## Record excerpts
+ + + + +

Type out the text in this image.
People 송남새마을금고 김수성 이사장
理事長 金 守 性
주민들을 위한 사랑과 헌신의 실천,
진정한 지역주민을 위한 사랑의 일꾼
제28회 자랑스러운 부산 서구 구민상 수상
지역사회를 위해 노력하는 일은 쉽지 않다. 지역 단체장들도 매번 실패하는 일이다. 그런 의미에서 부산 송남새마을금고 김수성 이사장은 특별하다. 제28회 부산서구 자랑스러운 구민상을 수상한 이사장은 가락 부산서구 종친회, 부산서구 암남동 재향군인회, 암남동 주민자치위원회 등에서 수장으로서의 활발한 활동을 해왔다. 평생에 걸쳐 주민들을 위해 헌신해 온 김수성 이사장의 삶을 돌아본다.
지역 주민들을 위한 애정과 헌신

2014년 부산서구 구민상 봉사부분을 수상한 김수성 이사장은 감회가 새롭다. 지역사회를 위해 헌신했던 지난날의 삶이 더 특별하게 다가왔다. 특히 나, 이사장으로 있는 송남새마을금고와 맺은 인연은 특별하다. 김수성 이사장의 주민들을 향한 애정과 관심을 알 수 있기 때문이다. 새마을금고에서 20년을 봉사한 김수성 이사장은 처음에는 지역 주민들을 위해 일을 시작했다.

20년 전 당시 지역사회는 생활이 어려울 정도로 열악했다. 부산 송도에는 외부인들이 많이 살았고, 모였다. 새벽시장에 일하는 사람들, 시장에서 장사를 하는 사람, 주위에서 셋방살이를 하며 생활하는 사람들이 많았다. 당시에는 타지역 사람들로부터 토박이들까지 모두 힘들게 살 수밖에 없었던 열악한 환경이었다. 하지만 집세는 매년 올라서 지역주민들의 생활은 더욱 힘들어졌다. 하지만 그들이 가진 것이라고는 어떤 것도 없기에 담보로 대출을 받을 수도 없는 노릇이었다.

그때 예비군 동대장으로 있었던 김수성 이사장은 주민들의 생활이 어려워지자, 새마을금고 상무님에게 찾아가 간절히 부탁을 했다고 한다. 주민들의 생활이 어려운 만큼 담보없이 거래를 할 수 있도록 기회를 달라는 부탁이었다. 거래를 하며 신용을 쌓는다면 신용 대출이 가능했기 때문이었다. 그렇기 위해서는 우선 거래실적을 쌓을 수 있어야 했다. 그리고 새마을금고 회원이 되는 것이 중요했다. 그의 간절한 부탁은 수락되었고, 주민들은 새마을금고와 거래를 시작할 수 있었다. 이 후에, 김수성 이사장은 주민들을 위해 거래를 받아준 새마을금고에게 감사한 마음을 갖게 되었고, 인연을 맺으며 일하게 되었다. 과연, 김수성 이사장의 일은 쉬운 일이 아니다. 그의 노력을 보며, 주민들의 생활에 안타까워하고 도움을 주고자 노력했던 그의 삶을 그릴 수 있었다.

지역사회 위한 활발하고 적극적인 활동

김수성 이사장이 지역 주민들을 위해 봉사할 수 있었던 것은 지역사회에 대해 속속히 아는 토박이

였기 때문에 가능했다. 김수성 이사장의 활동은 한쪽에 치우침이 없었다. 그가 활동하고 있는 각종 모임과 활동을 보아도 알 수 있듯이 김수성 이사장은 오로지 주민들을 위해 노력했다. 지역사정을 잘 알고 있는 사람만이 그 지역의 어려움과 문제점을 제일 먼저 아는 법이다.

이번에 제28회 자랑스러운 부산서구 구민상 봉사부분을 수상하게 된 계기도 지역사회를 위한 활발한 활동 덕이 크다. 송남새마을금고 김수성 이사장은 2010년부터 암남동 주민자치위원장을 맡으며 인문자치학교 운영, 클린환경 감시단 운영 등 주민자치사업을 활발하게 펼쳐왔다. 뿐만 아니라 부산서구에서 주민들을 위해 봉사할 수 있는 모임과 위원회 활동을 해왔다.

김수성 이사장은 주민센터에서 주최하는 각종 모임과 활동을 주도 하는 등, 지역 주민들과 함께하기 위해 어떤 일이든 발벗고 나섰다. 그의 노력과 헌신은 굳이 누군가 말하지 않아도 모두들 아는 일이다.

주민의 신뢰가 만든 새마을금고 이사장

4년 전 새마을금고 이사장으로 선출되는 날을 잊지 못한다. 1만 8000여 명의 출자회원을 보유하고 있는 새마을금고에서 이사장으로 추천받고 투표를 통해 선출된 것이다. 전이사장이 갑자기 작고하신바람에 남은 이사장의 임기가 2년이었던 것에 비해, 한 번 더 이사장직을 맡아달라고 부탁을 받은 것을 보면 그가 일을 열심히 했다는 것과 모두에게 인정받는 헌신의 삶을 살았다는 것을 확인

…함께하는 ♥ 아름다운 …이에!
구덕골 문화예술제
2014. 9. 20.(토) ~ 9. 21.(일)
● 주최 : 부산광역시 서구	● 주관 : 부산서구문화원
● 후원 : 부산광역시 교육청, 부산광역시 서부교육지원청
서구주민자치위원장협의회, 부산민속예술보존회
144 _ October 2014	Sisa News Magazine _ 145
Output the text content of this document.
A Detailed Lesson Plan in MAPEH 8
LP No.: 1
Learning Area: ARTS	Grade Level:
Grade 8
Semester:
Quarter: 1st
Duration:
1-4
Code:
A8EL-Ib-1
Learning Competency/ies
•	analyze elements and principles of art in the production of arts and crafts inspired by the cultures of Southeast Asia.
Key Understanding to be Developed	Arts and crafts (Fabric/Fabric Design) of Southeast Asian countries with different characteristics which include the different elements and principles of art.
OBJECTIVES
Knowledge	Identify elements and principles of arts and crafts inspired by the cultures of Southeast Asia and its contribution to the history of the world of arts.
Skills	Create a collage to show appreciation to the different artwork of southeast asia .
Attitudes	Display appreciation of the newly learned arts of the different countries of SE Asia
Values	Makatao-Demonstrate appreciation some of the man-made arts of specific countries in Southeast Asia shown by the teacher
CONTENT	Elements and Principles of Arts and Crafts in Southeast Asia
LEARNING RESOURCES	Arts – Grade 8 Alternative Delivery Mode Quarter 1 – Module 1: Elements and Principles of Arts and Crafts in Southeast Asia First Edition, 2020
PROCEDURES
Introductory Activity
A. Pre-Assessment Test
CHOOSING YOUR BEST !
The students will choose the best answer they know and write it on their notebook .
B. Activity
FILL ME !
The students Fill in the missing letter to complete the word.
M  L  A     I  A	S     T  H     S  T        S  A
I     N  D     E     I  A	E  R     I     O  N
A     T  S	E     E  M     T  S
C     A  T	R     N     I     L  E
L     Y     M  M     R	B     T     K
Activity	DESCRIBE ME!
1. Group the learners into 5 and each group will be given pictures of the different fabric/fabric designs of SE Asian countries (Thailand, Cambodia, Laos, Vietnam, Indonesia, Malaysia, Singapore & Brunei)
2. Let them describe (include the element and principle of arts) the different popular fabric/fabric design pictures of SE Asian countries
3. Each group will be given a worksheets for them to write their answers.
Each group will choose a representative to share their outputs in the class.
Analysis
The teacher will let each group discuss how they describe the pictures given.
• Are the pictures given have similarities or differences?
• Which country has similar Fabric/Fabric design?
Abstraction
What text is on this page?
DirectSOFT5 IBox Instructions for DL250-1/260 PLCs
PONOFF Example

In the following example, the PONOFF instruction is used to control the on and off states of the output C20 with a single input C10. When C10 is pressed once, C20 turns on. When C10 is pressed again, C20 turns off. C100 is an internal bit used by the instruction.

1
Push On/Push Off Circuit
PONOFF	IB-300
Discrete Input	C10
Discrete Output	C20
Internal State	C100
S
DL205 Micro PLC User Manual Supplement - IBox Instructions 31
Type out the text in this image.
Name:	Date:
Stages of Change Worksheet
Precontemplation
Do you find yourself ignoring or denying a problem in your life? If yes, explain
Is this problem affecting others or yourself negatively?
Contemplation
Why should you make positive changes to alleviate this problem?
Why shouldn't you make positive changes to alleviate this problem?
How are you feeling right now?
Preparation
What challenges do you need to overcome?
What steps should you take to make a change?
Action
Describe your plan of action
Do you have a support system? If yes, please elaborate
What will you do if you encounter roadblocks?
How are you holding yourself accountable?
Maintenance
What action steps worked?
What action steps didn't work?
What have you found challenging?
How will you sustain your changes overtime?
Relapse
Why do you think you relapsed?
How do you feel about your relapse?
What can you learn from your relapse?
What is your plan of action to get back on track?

+ + + + +

Using the material above, gather every line that includes "Discrete".

Discrete Input	C10
Discrete Output	C20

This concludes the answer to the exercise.